PROBLEM TO WORK ON: An exact copy of the records is required, minus the pictures they hold.

EXCERPTED DATA:
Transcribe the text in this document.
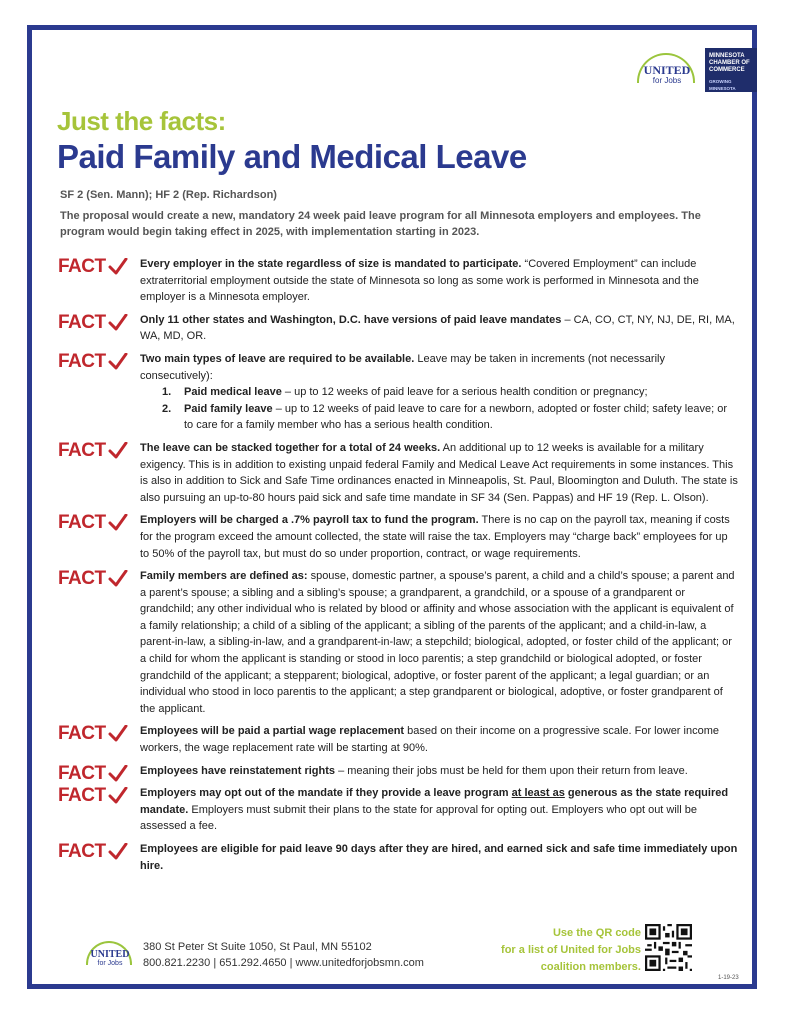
UNITED
for Jobs
MINNESOTA
CHAMBER OF
COMMERCE
GROWING MINNESOTA
Just the facts:
Paid Family and Medical Leave
SF 2 (Sen. Mann); HF 2 (Rep. Richardson)
The proposal would create a new, mandatory 24 week paid leave program for all Minnesota employers and employees. The program would begin taking effect in 2025, with implementation starting in 2023.
FACT	Every employer in the state regardless of size is mandated to participate. “Covered Employment” can include extraterritorial employment outside the state of Minnesota so long as some work is performed in Minnesota and the employer is a Minnesota employer.
FACT	Only 11 other states and Washington, D.C. have versions of paid leave mandates – CA, CO, CT, NY, NJ, DE, RI, MA, WA, MD, OR.
FACT	Two main types of leave are required to be available. Leave may be taken in increments (not necessarily consecutively):
1. Paid medical leave – up to 12 weeks of paid leave for a serious health condition or pregnancy;
2. Paid family leave – up to 12 weeks of paid leave to care for a newborn, adopted or foster child; safety leave; or to care for a family member who has a serious health condition.
FACT	The leave can be stacked together for a total of 24 weeks. An additional up to 12 weeks is available for a military exigency. This is in addition to existing unpaid federal Family and Medical Leave Act requirements in some instances. This is also in addition to Sick and Safe Time ordinances enacted in Minneapolis, St. Paul, Bloomington and Duluth. The state is also pursuing an up-to-80 hours paid sick and safe time mandate in SF 34 (Sen. Pappas) and HF 19 (Rep. L. Olson).
FACT	Employers will be charged a .7% payroll tax to fund the program. There is no cap on the payroll tax, meaning if costs for the program exceed the amount collected, the state will raise the tax. Employers may “charge back” employees for up to 50% of the payroll tax, but must do so under proportion, contract, or wage requirements.
FACT	Family members are defined as: spouse, domestic partner, a spouse’s parent, a child and a child’s spouse; a parent and a parent’s spouse; a sibling and a sibling’s spouse; a grandparent, a grandchild, or a spouse of a grandparent or grandchild; any other individual who is related by blood or affinity and whose association with the applicant is equivalent of a family relationship; a child of a sibling of the applicant; a sibling of the parents of the applicant; and a child-in-law, a parent-in-law, a sibling-in-law, and a grandparent-in-law; a stepchild; biological, adopted, or foster child of the applicant; or a child for whom the applicant is standing or stood in loco parentis; a step grandchild or biological adopted, or foster grandchild of the applicant; a stepparent; biological, adoptive, or foster parent of the applicant; a legal guardian; or an individual who stood in loco parentis to the applicant; a step grandparent or biological, adoptive, or foster grandparent of the applicant.
FACT	Employees will be paid a partial wage replacement based on their income on a progressive scale. For lower income workers, the wage replacement rate will be starting at 90%.
FACT	Employees have reinstatement rights – meaning their jobs must be held for them upon their return from leave.
FACT	Employers may opt out of the mandate if they provide a leave program at least as generous as the state required mandate. Employers must submit their plans to the state for approval for opting out. Employers who opt out will be assessed a fee.
FACT	Employees are eligible for paid leave 90 days after they are hired, and earned sick and safe time immediately upon hire.
UNITED
for Jobs
380 St Peter St Suite 1050, St Paul, MN 55102
800.821.2230 | 651.292.4650 | www.unitedforjobsmn.com
Use the QR code
for a list of United for Jobs
coalition members.
1-19-23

THE OUTPUT:
Transcribe the text in this document.
UNITED
for Jobs
MINNESOTA
CHAMBER OF
COMMERCE
GROWING MINNESOTA
Just the facts:
Paid Family and Medical Leave
SF 2 (Sen. Mann); HF 2 (Rep. Richardson)
The proposal would create a new, mandatory 24 week paid leave program for all Minnesota employers and employees. The program would begin taking effect in 2025, with implementation starting in 2023.
FACT	Every employer in the state regardless of size is mandated to participate. “Covered Employment” can include extraterritorial employment outside the state of Minnesota so long as some work is performed in Minnesota and the employer is a Minnesota employer.
FACT	Only 11 other states and Washington, D.C. have versions of paid leave mandates – CA, CO, CT, NY, NJ, DE, RI, MA, WA, MD, OR.
FACT	Two main types of leave are required to be available. Leave may be taken in increments (not necessarily consecutively):
1. Paid medical leave – up to 12 weeks of paid leave for a serious health condition or pregnancy;
2. Paid family leave – up to 12 weeks of paid leave to care for a newborn, adopted or foster child; safety leave; or to care for a family member who has a serious health condition.
FACT	The leave can be stacked together for a total of 24 weeks. An additional up to 12 weeks is available for a military exigency. This is in addition to existing unpaid federal Family and Medical Leave Act requirements in some instances. This is also in addition to Sick and Safe Time ordinances enacted in Minneapolis, St. Paul, Bloomington and Duluth. The state is also pursuing an up-to-80 hours paid sick and safe time mandate in SF 34 (Sen. Pappas) and HF 19 (Rep. L. Olson).
FACT	Employers will be charged a .7% payroll tax to fund the program. There is no cap on the payroll tax, meaning if costs for the program exceed the amount collected, the state will raise the tax. Employers may “charge back” employees for up to 50% of the payroll tax, but must do so under proportion, contract, or wage requirements.
FACT	Family members are defined as: spouse, domestic partner, a spouse’s parent, a child and a child’s spouse; a parent and a parent’s spouse; a sibling and a sibling’s spouse; a grandparent, a grandchild, or a spouse of a grandparent or grandchild; any other individual who is related by blood or affinity and whose association with the applicant is equivalent of a family relationship; a child of a sibling of the applicant; a sibling of the parents of the applicant; and a child-in-law, a parent-in-law, a sibling-in-law, and a grandparent-in-law; a stepchild; biological, adopted, or foster child of the applicant; or a child for whom the applicant is standing or stood in loco parentis; a step grandchild or biological adopted, or foster grandchild of the applicant; a stepparent; biological, adoptive, or foster parent of the applicant; a legal guardian; or an individual who stood in loco parentis to the applicant; a step grandparent or biological, adoptive, or foster grandparent of the applicant.
FACT	Employees will be paid a partial wage replacement based on their income on a progressive scale. For lower income workers, the wage replacement rate will be starting at 90%.
FACT	Employees have reinstatement rights – meaning their jobs must be held for them upon their return from leave.
FACT	Employers may opt out of the mandate if they provide a leave program at least as generous as the state required mandate. Employers must submit their plans to the state for approval for opting out. Employers who opt out will be assessed a fee.
FACT	Employees are eligible for paid leave 90 days after they are hired, and earned sick and safe time immediately upon hire.
UNITED
for Jobs
380 St Peter St Suite 1050, St Paul, MN 55102
800.821.2230 | 651.292.4650 | www.unitedforjobsmn.com
Use the QR code
for a list of United for Jobs
coalition members.
1-19-23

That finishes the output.